== Exercise ==
Go through the listing and set it down exactly, leaving out its pictures.

== Entries supplied ==
——

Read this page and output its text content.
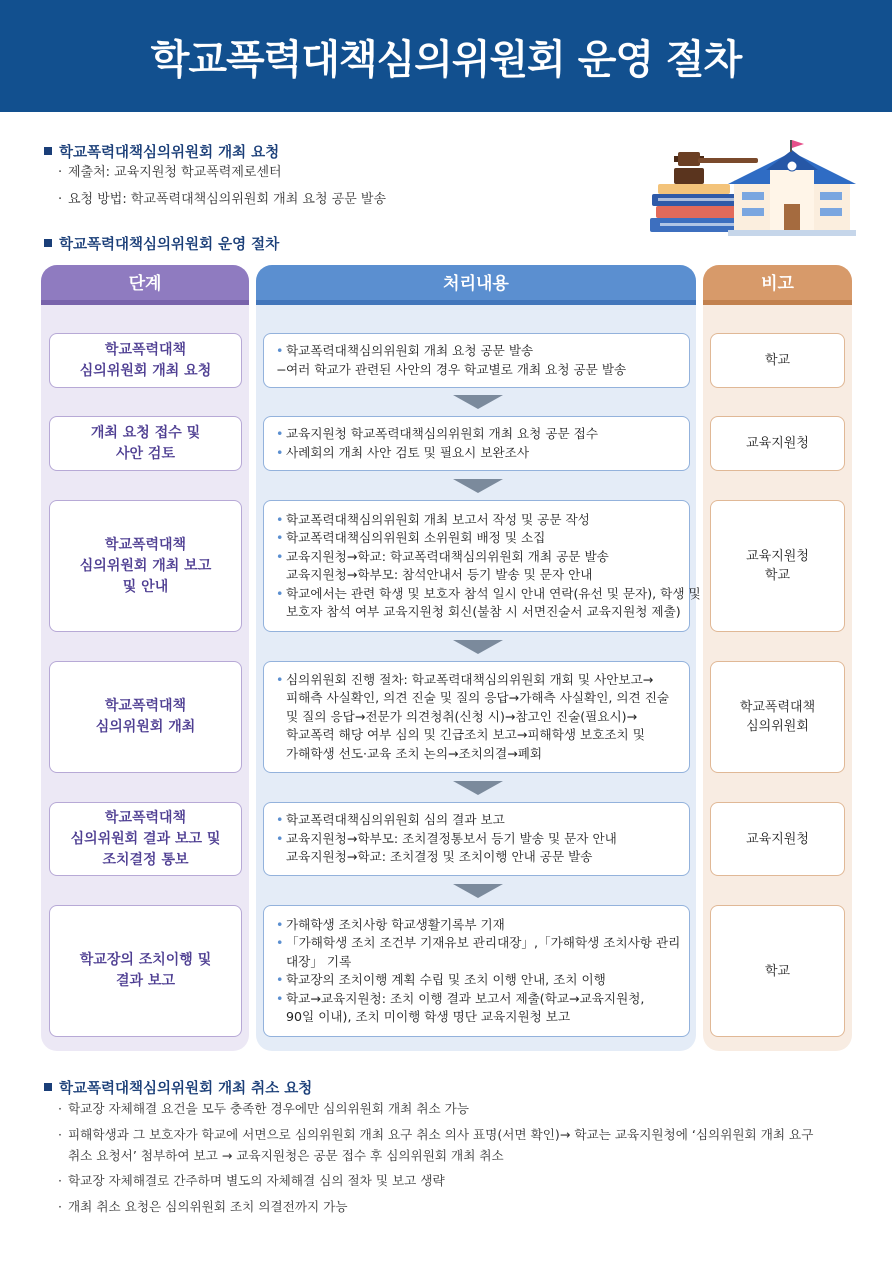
학교폭력대책심의위원회 운영 절차
학교폭력대책심의위원회 개최 요청
· 제출처: 교육지원청 학교폭력제로센터
· 요청 방법: 학교폭력대책심의위원회 개최 요청 공문 발송
학교폭력대책심의위원회 운영 절차
단계	처리내용	비고
학교폭력대책
심의위원회 개최 요청
• 학교폭력대책심의위원회 개최 요청 공문 발송
−여러 학교가 관련된 사안의 경우 학교별로 개최 요청 공문 발송
학교
개최 요청 접수 및
사안 검토
• 교육지원청 학교폭력대책심의위원회 개최 요청 공문 접수
• 사례회의 개최 사안 검토 및 필요시 보완조사
교육지원청
학교폭력대책
심의위원회 개최 보고
및 안내
• 학교폭력대책심의위원회 개최 보고서 작성 및 공문 작성
• 학교폭력대책심의위원회 소위원회 배정 및 소집
• 교육지원청→학교: 학교폭력대책심의위원회 개최 공문 발송
교육지원청→학부모: 참석안내서 등기 발송 및 문자 안내
• 학교에서는 관련 학생 및 보호자 참석 일시 안내 연락(유선 및 문자), 학생 및
보호자 참석 여부 교육지원청 회신(불참 시 서면진술서 교육지원청 제출)
교육지원청
학교
학교폭력대책
심의위원회 개최
• 심의위원회 진행 절차: 학교폭력대책심의위원회 개회 및 사안보고→
피해측 사실확인, 의견 진술 및 질의 응답→가해측 사실확인, 의견 진술
및 질의 응답→전문가 의견청취(신청 시)→참고인 진술(필요시)→
학교폭력 해당 여부 심의 및 긴급조치 보고→피해학생 보호조치 및
가해학생 선도·교육 조치 논의→조치의결→폐회
학교폭력대책
심의위원회
학교폭력대책
심의위원회 결과 보고 및
조치결정 통보
• 학교폭력대책심의위원회 심의 결과 보고
• 교육지원청→학부모: 조치결정통보서 등기 발송 및 문자 안내
교육지원청→학교: 조치결정 및 조치이행 안내 공문 발송
교육지원청
학교장의 조치이행 및
결과 보고
• 가해학생 조치사항 학교생활기록부 기재
• 「가해학생 조치 조건부 기재유보 관리대장」,「가해학생 조치사항 관리
대장」 기록
• 학교장의 조치이행 계획 수립 및 조치 이행 안내, 조치 이행
• 학교→교육지원청: 조치 이행 결과 보고서 제출(학교→교육지원청,
90일 이내), 조치 미이행 학생 명단 교육지원청 보고
학교
학교폭력대책심의위원회 개최 취소 요청
· 학교장 자체해결 요건을 모두 충족한 경우에만 심의위원회 개최 취소 가능
· 피해학생과 그 보호자가 학교에 서면으로 심의위원회 개최 요구 취소 의사 표명(서면 확인)→ 학교는 교육지원청에 ‘심의위원회 개최 요구
취소 요청서’ 첨부하여 보고 → 교육지원청은 공문 접수 후 심의위원회 개최 취소
· 학교장 자체해결로 간주하며 별도의 자체해결 심의 절차 및 보고 생략
· 개최 취소 요청은 심의위원회 조치 의결전까지 가능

——

== Result of this task ==
Read this page and output its text content.
학교폭력대책심의위원회 운영 절차
학교폭력대책심의위원회 개최 요청
· 제출처: 교육지원청 학교폭력제로센터
· 요청 방법: 학교폭력대책심의위원회 개최 요청 공문 발송
학교폭력대책심의위원회 운영 절차
단계	처리내용	비고
학교폭력대책
심의위원회 개최 요청
• 학교폭력대책심의위원회 개최 요청 공문 발송
−여러 학교가 관련된 사안의 경우 학교별로 개최 요청 공문 발송
학교
개최 요청 접수 및
사안 검토
• 교육지원청 학교폭력대책심의위원회 개최 요청 공문 접수
• 사례회의 개최 사안 검토 및 필요시 보완조사
교육지원청
학교폭력대책
심의위원회 개최 보고
및 안내
• 학교폭력대책심의위원회 개최 보고서 작성 및 공문 작성
• 학교폭력대책심의위원회 소위원회 배정 및 소집
• 교육지원청→학교: 학교폭력대책심의위원회 개최 공문 발송
교육지원청→학부모: 참석안내서 등기 발송 및 문자 안내
• 학교에서는 관련 학생 및 보호자 참석 일시 안내 연락(유선 및 문자), 학생 및
보호자 참석 여부 교육지원청 회신(불참 시 서면진술서 교육지원청 제출)
교육지원청
학교
학교폭력대책
심의위원회 개최
• 심의위원회 진행 절차: 학교폭력대책심의위원회 개회 및 사안보고→
피해측 사실확인, 의견 진술 및 질의 응답→가해측 사실확인, 의견 진술
및 질의 응답→전문가 의견청취(신청 시)→참고인 진술(필요시)→
학교폭력 해당 여부 심의 및 긴급조치 보고→피해학생 보호조치 및
가해학생 선도·교육 조치 논의→조치의결→폐회
학교폭력대책
심의위원회
학교폭력대책
심의위원회 결과 보고 및
조치결정 통보
• 학교폭력대책심의위원회 심의 결과 보고
• 교육지원청→학부모: 조치결정통보서 등기 발송 및 문자 안내
교육지원청→학교: 조치결정 및 조치이행 안내 공문 발송
교육지원청
학교장의 조치이행 및
결과 보고
• 가해학생 조치사항 학교생활기록부 기재
• 「가해학생 조치 조건부 기재유보 관리대장」,「가해학생 조치사항 관리
대장」 기록
• 학교장의 조치이행 계획 수립 및 조치 이행 안내, 조치 이행
• 학교→교육지원청: 조치 이행 결과 보고서 제출(학교→교육지원청,
90일 이내), 조치 미이행 학생 명단 교육지원청 보고
학교
학교폭력대책심의위원회 개최 취소 요청
· 학교장 자체해결 요건을 모두 충족한 경우에만 심의위원회 개최 취소 가능
· 피해학생과 그 보호자가 학교에 서면으로 심의위원회 개최 요구 취소 의사 표명(서면 확인)→ 학교는 교육지원청에 ‘심의위원회 개최 요구
취소 요청서’ 첨부하여 보고 → 교육지원청은 공문 접수 후 심의위원회 개최 취소
· 학교장 자체해결로 간주하며 별도의 자체해결 심의 절차 및 보고 생략
· 개최 취소 요청은 심의위원회 조치 의결전까지 가능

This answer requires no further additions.